Scan the data for "kelas" and copy the lines it appears in.

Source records
····················
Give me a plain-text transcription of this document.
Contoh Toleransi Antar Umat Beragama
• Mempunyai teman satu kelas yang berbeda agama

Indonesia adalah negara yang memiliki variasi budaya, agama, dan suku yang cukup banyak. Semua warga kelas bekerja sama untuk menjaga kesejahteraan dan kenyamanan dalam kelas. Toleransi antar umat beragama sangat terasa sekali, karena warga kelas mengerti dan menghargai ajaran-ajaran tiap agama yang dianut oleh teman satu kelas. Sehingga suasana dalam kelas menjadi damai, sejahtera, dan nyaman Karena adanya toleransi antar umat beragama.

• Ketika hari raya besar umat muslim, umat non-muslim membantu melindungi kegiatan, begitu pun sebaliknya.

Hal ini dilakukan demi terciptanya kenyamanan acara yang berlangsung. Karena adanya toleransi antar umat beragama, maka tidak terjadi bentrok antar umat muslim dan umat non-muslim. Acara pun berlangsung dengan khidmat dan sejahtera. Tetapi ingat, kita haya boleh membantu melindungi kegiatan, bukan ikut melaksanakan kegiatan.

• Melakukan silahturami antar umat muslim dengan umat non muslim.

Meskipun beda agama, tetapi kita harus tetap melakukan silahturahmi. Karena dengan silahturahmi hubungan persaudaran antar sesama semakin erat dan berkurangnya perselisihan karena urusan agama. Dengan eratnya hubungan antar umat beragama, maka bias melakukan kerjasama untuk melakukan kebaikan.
····················
Complete response
• Mempunyai teman satu kelas yang berbeda agama
Indonesia adalah negara yang memiliki variasi budaya, agama, dan suku yang cukup banyak. Semua warga kelas bekerja sama untuk menjaga kesejahteraan dan kenyamanan dalam kelas. Toleransi antar umat beragama sangat terasa sekali, karena warga kelas mengerti dan menghargai ajaran-ajaran tiap agama yang dianut oleh teman satu kelas. Sehingga suasana dalam kelas menjadi damai, sejahtera, dan nyaman Karena adanya toleransi antar umat beragama.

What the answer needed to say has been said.